• _Data supplied_:

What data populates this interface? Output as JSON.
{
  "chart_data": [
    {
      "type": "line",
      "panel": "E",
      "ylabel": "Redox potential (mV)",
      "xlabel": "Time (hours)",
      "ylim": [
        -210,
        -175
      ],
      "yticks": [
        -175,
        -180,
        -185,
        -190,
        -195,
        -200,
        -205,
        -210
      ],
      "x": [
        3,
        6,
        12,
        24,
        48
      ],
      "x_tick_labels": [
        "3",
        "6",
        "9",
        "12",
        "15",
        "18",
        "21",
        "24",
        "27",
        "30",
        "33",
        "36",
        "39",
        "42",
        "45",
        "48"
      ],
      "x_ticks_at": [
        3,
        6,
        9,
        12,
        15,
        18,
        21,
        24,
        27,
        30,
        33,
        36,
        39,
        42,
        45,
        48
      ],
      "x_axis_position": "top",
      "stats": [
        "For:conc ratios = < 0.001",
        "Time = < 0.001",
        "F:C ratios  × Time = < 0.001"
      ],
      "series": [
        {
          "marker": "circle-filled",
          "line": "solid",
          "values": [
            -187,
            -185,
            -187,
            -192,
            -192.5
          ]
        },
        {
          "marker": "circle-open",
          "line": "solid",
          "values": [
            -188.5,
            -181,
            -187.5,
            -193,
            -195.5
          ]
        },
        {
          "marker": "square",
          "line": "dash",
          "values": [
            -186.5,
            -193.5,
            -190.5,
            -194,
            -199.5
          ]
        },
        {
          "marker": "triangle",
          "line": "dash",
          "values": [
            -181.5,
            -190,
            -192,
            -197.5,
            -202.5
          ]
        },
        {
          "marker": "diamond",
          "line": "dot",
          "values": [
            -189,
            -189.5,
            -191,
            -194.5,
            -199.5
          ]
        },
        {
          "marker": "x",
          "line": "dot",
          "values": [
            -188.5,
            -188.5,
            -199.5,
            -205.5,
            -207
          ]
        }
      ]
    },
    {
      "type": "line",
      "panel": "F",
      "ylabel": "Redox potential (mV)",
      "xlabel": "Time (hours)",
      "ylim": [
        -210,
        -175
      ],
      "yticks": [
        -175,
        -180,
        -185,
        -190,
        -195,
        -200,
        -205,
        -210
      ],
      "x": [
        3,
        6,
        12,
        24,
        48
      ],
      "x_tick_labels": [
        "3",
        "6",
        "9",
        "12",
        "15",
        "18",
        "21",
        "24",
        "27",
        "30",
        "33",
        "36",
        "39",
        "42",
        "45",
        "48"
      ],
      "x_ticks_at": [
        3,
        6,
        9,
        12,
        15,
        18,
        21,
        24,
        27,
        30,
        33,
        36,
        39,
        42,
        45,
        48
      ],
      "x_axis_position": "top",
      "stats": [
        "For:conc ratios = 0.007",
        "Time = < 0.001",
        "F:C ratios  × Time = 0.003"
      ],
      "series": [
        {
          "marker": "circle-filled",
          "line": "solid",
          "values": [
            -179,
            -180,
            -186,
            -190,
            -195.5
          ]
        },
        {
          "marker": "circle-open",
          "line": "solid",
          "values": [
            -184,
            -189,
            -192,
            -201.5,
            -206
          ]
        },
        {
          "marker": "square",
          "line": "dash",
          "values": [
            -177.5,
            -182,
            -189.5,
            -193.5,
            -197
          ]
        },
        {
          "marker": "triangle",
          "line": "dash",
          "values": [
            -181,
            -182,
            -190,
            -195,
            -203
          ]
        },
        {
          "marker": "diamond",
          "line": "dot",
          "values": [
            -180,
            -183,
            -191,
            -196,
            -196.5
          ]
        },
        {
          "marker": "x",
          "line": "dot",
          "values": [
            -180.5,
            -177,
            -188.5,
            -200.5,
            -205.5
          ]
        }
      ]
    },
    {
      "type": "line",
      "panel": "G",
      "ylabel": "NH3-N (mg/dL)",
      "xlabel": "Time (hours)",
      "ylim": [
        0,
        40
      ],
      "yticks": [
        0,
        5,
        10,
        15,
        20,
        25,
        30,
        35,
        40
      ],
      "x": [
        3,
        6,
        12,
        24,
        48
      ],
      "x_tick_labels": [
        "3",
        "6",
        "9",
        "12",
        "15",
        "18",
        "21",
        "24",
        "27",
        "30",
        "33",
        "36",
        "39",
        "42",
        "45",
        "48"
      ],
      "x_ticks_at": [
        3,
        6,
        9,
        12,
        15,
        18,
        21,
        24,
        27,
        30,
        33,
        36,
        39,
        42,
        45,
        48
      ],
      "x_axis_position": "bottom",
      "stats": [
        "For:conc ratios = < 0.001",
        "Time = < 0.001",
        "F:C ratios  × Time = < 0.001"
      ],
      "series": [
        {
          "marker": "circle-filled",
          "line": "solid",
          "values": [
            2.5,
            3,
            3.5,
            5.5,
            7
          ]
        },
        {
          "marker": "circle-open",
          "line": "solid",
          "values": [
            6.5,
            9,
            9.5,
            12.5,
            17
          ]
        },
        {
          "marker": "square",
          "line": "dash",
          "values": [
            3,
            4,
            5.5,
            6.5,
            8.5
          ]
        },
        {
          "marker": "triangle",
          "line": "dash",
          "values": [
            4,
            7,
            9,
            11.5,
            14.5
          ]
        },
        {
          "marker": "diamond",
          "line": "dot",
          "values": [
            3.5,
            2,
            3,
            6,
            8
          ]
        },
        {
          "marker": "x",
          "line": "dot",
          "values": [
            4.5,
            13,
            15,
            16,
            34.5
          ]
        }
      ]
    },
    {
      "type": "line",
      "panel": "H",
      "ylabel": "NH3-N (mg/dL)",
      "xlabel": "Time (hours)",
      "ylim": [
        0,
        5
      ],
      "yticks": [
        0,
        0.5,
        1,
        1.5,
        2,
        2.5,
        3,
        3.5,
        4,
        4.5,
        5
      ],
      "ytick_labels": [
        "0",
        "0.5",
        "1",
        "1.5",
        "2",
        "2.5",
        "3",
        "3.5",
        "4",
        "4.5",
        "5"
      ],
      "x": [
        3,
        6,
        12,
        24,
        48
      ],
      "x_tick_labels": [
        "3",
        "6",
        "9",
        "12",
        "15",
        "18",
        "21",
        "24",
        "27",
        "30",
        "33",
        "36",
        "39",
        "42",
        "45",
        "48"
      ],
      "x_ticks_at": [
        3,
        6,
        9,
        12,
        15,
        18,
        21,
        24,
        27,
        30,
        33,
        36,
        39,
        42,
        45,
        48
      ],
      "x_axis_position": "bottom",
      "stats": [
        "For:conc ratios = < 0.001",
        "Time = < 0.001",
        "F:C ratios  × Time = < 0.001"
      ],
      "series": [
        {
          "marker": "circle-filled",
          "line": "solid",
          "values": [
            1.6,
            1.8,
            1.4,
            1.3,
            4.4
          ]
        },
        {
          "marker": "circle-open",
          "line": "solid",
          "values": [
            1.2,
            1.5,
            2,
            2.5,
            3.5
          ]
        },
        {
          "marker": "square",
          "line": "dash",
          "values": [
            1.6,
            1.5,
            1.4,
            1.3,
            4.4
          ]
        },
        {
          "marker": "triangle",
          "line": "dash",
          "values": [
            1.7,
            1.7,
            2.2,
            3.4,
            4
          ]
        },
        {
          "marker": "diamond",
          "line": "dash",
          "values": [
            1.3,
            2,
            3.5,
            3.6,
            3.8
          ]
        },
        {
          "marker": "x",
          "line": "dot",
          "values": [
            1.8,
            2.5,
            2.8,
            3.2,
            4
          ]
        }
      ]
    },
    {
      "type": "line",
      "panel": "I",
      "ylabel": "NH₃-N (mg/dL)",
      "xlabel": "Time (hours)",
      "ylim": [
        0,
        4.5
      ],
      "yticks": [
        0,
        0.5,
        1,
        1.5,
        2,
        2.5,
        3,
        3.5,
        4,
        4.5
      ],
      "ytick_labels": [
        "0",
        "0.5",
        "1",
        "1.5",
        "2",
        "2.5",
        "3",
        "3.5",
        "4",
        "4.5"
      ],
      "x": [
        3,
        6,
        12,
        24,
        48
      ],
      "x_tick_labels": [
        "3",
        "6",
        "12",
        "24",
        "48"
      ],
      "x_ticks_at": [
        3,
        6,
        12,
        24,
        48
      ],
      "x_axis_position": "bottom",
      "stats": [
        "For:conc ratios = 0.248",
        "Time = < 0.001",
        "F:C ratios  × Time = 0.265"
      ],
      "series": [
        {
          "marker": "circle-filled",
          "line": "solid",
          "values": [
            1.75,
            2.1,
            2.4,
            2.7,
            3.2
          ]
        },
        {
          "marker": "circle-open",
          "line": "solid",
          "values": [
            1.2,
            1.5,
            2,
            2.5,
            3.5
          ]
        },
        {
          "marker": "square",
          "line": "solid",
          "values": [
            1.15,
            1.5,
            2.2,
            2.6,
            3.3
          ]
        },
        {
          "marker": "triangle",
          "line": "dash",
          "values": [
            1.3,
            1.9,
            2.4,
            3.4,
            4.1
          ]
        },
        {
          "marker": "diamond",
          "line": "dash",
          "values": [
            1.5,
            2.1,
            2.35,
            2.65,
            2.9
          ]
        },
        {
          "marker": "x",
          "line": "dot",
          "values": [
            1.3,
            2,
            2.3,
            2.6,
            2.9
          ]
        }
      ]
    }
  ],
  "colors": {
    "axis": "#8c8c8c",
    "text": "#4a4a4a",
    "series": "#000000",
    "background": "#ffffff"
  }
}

• _Work to be completed_: List every line in the records above that contains the word "panel".

• _Response_:
      "panel": "E",
      "panel": "F",
      "panel": "G",
      "panel": "H",
      "panel": "I",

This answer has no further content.